▸ **Trecho**
☆ ☆ ☆ ☆ ☆

Da redação
Os jardins do Museu da República, na zona sul do Rio de Janeiro, receberão um novo prédio para sediar o Museu do Folclore Edison Carneiro. O acordo foi formalizado nesta sexta-feira (13) entre o Instituto do Patrimônio Histórico e Artístico Nacional (Iphan), responsável pelo museu de folclore, e o Instituto Brasileiro de Museus (Ibram), gestor do Museu da República.
O anúncio ocorreu juntamente com a inauguração de um mural em homenagem a Edison Carneiro, no Catete. A nova unidade será construída em uma área do jardim ao lado do Museu do Folclore, integrando as unidades do Centro Nacional de Folclore e Cultura Popular (CNFCP). O espaço guardará a reserva técnica, ampliará áreas de pesquisa e contará com auditório e programa educativo.
Segundo o presidente do Iphan, Leandro Grass, o investimento em obras e reforma deve variar entre R$ 2 milhões e R$ 5 milhões, por meio do Programa de Aceleração do Crescimento (PAC). A expectativa é que a licitação seja concluída ainda este ano. “Vamos expandir tanto o museu quanto a reserva técnica, colocar à disposição da população e dos pesquisadores, e dar amplitude ao que já é oferecido hoje”, afirmou Grass.

☆ ☆ ☆ ☆ ☆

[Dados de reconhecimento da estrutura de documentos]
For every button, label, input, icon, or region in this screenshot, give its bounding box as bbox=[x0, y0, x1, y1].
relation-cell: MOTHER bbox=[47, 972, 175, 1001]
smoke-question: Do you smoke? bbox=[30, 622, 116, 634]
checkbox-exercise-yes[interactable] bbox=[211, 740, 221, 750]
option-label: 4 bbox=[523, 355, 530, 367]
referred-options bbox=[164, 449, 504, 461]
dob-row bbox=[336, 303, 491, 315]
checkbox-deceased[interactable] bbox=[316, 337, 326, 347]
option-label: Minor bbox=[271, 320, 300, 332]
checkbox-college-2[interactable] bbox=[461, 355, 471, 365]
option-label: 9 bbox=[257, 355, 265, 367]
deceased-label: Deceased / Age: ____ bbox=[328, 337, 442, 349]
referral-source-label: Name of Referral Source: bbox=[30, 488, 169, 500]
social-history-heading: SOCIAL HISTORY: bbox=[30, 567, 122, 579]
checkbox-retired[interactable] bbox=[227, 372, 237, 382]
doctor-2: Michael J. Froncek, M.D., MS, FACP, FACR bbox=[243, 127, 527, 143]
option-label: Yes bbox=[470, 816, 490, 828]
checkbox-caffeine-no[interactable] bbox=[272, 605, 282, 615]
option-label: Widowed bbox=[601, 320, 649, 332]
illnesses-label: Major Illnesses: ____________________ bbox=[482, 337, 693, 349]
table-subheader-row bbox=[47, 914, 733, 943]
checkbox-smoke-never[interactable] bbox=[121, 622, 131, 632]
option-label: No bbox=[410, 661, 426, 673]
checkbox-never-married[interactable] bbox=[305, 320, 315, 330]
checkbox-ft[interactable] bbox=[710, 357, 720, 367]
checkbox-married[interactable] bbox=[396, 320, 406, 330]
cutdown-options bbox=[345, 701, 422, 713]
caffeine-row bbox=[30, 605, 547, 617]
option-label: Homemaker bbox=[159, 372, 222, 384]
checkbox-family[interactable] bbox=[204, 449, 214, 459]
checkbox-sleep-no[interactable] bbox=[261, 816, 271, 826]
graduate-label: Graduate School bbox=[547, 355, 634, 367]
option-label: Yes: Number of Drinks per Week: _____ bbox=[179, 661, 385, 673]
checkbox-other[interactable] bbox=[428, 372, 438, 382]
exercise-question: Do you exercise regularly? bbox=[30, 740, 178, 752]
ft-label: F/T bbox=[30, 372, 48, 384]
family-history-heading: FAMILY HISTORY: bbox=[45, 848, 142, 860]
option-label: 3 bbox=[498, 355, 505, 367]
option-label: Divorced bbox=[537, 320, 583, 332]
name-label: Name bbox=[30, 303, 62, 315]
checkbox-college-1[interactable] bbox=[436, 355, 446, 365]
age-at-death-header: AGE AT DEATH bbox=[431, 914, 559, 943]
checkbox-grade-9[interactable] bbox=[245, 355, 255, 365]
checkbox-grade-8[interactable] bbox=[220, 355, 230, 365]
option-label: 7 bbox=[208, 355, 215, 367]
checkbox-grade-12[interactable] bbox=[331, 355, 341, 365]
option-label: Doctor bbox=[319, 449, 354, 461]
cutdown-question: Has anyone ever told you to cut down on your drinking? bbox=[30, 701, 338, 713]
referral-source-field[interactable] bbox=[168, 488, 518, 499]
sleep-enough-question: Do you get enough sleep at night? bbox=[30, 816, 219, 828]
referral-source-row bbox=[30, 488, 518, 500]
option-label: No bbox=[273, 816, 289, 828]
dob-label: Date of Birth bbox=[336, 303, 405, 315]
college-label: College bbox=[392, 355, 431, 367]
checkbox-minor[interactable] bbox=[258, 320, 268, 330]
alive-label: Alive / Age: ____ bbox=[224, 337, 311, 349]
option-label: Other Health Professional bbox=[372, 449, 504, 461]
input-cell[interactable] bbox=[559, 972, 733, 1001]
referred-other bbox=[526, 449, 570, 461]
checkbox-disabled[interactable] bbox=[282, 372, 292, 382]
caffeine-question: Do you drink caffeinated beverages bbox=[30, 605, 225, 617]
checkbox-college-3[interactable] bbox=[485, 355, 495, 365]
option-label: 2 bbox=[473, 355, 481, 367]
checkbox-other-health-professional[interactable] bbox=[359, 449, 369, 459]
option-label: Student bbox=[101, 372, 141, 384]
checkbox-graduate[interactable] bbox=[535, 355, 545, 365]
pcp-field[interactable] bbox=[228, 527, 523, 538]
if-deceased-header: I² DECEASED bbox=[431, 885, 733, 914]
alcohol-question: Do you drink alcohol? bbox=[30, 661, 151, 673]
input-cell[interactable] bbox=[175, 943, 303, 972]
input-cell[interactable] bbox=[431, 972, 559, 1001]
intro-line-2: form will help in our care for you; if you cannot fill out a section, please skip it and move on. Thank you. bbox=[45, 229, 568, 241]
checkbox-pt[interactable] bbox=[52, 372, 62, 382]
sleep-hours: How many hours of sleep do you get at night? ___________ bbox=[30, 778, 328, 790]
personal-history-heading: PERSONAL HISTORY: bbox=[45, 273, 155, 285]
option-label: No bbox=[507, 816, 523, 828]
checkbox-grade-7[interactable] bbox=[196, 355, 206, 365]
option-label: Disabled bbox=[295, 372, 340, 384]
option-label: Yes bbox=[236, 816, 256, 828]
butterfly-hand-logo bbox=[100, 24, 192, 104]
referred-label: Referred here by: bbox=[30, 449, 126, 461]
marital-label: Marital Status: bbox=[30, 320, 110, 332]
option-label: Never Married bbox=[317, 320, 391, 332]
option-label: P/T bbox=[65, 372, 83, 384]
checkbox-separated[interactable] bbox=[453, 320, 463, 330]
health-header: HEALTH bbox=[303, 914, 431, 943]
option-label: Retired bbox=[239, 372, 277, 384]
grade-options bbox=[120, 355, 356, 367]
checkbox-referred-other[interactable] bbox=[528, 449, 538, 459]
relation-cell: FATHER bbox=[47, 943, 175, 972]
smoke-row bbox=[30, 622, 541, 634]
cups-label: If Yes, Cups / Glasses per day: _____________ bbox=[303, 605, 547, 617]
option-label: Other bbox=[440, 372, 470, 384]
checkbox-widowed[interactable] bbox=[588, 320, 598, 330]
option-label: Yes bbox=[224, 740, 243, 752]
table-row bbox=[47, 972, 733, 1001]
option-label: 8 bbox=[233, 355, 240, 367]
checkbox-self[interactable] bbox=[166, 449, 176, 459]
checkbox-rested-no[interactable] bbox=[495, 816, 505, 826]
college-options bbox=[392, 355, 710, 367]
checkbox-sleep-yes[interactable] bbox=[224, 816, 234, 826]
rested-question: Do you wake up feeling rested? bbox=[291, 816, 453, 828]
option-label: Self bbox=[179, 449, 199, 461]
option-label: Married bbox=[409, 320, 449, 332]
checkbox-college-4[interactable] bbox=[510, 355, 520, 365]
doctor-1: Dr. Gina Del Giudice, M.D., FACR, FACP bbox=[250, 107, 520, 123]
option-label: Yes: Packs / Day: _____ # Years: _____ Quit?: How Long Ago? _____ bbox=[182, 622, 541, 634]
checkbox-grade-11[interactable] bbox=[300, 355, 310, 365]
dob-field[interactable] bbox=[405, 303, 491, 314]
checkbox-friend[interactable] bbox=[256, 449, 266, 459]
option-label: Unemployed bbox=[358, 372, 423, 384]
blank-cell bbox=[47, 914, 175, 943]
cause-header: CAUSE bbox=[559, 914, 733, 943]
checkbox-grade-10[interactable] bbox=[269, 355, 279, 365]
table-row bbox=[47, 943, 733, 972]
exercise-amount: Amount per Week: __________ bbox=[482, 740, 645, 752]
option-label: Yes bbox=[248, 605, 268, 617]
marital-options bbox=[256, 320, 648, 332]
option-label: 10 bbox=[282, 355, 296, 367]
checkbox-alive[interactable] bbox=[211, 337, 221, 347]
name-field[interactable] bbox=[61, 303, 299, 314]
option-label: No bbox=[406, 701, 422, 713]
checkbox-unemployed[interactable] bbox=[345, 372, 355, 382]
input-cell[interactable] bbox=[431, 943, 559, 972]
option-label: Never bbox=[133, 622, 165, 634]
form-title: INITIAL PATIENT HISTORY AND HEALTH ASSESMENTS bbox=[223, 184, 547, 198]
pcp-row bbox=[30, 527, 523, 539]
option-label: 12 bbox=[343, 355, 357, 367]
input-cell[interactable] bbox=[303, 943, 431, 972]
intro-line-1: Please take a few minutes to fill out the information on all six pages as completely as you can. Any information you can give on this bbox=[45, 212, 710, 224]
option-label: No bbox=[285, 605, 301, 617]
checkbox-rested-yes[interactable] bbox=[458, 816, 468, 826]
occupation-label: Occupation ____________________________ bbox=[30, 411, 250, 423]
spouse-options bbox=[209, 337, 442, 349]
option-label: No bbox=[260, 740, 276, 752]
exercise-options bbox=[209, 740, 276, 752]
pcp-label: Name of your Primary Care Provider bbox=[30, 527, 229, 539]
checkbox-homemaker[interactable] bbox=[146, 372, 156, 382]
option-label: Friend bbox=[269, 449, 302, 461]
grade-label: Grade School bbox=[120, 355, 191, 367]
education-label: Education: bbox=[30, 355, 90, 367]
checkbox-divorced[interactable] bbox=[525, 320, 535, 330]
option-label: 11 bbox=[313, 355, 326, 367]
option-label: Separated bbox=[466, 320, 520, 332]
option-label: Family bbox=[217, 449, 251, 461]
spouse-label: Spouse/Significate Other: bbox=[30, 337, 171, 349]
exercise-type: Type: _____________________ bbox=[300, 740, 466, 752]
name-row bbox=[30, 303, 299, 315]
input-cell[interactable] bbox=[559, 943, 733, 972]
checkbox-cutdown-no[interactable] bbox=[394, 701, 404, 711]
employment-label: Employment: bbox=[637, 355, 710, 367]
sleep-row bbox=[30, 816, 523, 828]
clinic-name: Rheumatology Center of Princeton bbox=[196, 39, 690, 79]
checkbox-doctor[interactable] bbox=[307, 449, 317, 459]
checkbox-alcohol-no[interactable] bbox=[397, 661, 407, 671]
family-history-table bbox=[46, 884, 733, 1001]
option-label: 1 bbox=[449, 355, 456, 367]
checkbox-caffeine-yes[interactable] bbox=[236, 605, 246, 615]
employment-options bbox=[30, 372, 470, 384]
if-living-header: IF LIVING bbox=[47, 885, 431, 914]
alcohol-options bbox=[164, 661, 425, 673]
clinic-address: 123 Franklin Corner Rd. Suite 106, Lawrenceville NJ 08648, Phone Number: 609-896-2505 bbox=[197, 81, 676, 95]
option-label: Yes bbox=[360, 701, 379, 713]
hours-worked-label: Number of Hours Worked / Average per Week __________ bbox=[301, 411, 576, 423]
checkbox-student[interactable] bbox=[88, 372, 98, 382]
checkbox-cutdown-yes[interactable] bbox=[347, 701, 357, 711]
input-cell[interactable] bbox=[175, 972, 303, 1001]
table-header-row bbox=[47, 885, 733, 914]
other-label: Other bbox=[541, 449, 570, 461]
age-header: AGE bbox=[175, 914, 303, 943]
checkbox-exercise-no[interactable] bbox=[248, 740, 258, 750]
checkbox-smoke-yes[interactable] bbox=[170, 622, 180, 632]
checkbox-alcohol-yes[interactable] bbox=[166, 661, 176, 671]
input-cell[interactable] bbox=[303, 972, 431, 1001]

☆ ☆ ☆ ☆ ☆

▸ **O que é preciso**
Copie do trecho, sem alterações, a parte que abre com as palavras que contêm "O anúncio ocorreu" e fecha com "e programa educativo.". A listagem vem de outra fonte.

▸ **Resultado da tarefa**
O anúncio ocorreu juntamente com a inauguração de um mural em homenagem a Edison Carneiro, no Catete. A nova unidade será construída em uma área do jardim ao lado do Museu do Folclore, integrando as unidades do Centro Nacional de Folclore e Cultura Popular (CNFCP). O espaço guardará a reserva técnica, ampliará áreas de pesquisa e contará com auditório e programa educativo.